Provided entries:

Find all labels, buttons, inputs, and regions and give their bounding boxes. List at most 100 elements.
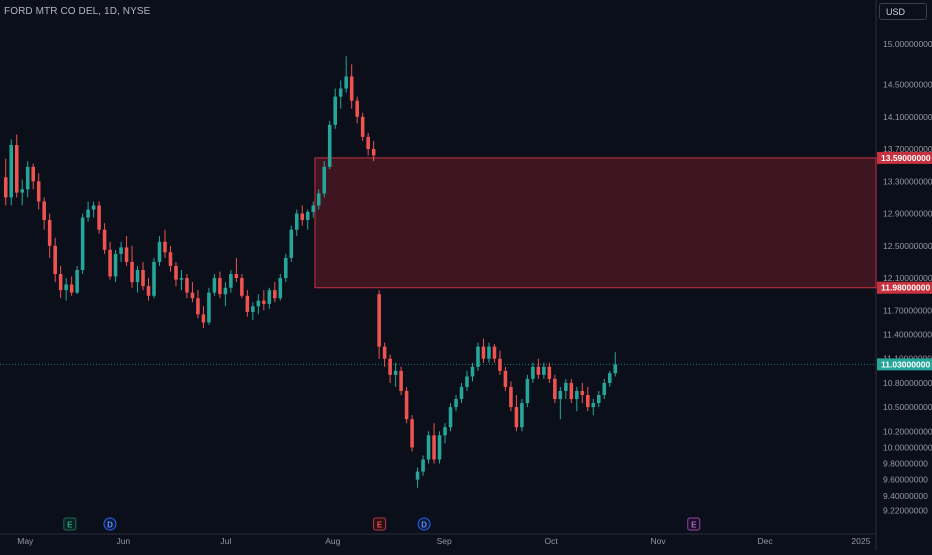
candle[interactable] [498, 350, 502, 375]
candle[interactable] [316, 189, 321, 210]
candle[interactable] [256, 294, 261, 315]
candle[interactable] [102, 223, 107, 254]
candle[interactable] [124, 236, 129, 266]
candle[interactable] [3, 158, 8, 206]
candle[interactable] [135, 265, 140, 293]
candle[interactable] [152, 257, 156, 299]
candle[interactable] [80, 213, 85, 275]
candle[interactable] [553, 374, 557, 404]
candle[interactable] [371, 140, 376, 162]
candle[interactable] [146, 278, 151, 301]
candle[interactable] [531, 362, 535, 383]
candle[interactable] [311, 201, 316, 218]
earnings-event-icon[interactable]: E [63, 517, 77, 531]
candle[interactable] [487, 342, 491, 363]
candle[interactable] [382, 342, 387, 367]
candle[interactable] [300, 205, 305, 226]
candle[interactable] [53, 237, 57, 283]
candle[interactable] [432, 423, 436, 464]
candle[interactable] [305, 209, 310, 230]
supply-zone[interactable] [314, 157, 877, 289]
candle[interactable] [547, 362, 552, 383]
candle[interactable] [69, 276, 74, 296]
candle[interactable] [393, 362, 398, 387]
candle[interactable] [322, 161, 327, 198]
candle[interactable] [454, 395, 458, 412]
candle[interactable] [245, 290, 250, 317]
candle[interactable] [596, 390, 601, 408]
candle[interactable] [503, 366, 508, 391]
candle[interactable] [196, 290, 200, 319]
candle[interactable] [119, 241, 123, 262]
candle[interactable] [273, 282, 277, 303]
candle[interactable] [179, 270, 184, 291]
candle[interactable] [426, 431, 431, 464]
candle[interactable] [520, 399, 524, 432]
candle[interactable] [212, 274, 217, 296]
candle[interactable] [443, 423, 447, 444]
candle[interactable] [575, 386, 579, 412]
candle[interactable] [47, 213, 52, 258]
candle[interactable] [509, 381, 513, 412]
candle[interactable] [327, 120, 332, 170]
candle[interactable] [75, 265, 79, 295]
candle[interactable] [366, 132, 370, 156]
candle[interactable] [410, 415, 414, 452]
currency-button[interactable]: USD [879, 3, 927, 20]
candle[interactable] [294, 209, 299, 237]
candle[interactable] [168, 245, 173, 272]
candle[interactable] [613, 352, 618, 377]
candle[interactable] [25, 161, 30, 198]
earnings-event-icon[interactable]: E [687, 517, 701, 531]
candle[interactable] [349, 64, 354, 109]
candle[interactable] [421, 455, 425, 476]
candle[interactable] [459, 382, 464, 404]
candle[interactable] [437, 431, 442, 464]
candle[interactable] [470, 362, 475, 382]
candle[interactable] [448, 403, 453, 432]
candle[interactable] [218, 271, 222, 299]
candle[interactable] [284, 253, 288, 283]
candle[interactable] [564, 378, 568, 400]
candle[interactable] [338, 80, 343, 109]
candle[interactable] [355, 96, 359, 124]
candle[interactable] [415, 467, 420, 488]
candle[interactable] [174, 261, 178, 287]
candle[interactable] [141, 261, 145, 291]
candle[interactable] [262, 290, 266, 311]
candle[interactable] [267, 287, 272, 309]
candle[interactable] [157, 236, 162, 266]
candle[interactable] [465, 370, 469, 391]
candle[interactable] [377, 290, 381, 359]
candle[interactable] [360, 112, 365, 141]
candle[interactable] [185, 274, 189, 299]
candle[interactable] [201, 306, 206, 329]
candle[interactable] [163, 229, 167, 258]
candle[interactable] [251, 302, 255, 320]
candle[interactable] [207, 287, 211, 325]
candle[interactable] [36, 173, 41, 210]
candle[interactable] [586, 386, 590, 412]
candle[interactable] [240, 274, 244, 299]
dividend-event-icon[interactable]: D [103, 517, 117, 531]
candle[interactable] [492, 344, 497, 363]
candle[interactable] [130, 245, 134, 288]
candle[interactable] [234, 257, 239, 283]
candle[interactable] [333, 88, 337, 129]
candle[interactable] [542, 362, 546, 379]
candle[interactable] [399, 366, 403, 395]
candle[interactable] [58, 265, 63, 299]
candle[interactable] [536, 358, 541, 379]
candle[interactable] [278, 274, 283, 301]
candle[interactable] [229, 270, 233, 293]
candle[interactable] [607, 370, 612, 387]
candle[interactable] [591, 399, 596, 416]
candle[interactable] [108, 241, 112, 280]
candle[interactable] [113, 249, 118, 283]
candle[interactable] [9, 139, 14, 206]
candle[interactable] [525, 374, 530, 408]
candle[interactable] [476, 342, 480, 371]
candle[interactable] [190, 282, 195, 303]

Work to do:
Rewrite the data from the line with "candle[interactable] [498, 350, 502, 375]" up to and including the line with "candle[interactable] [69, 276, 74, 296]", putting "supply-area" in place of "supply-zone" and changing nothing else.

Exercise result:
candle[interactable] [498, 350, 502, 375]
candle[interactable] [316, 189, 321, 210]
candle[interactable] [256, 294, 261, 315]
candle[interactable] [102, 223, 107, 254]
candle[interactable] [124, 236, 129, 266]
candle[interactable] [3, 158, 8, 206]
candle[interactable] [135, 265, 140, 293]
candle[interactable] [152, 257, 156, 299]
candle[interactable] [80, 213, 85, 275]
candle[interactable] [553, 374, 557, 404]
candle[interactable] [371, 140, 376, 162]
candle[interactable] [146, 278, 151, 301]
candle[interactable] [531, 362, 535, 383]
candle[interactable] [311, 201, 316, 218]
earnings-event-icon[interactable]: E [63, 517, 77, 531]
candle[interactable] [487, 342, 491, 363]
candle[interactable] [382, 342, 387, 367]
candle[interactable] [300, 205, 305, 226]
candle[interactable] [53, 237, 57, 283]
candle[interactable] [432, 423, 436, 464]
candle[interactable] [305, 209, 310, 230]
supply-area[interactable] [314, 157, 877, 289]
candle[interactable] [547, 362, 552, 383]
candle[interactable] [69, 276, 74, 296]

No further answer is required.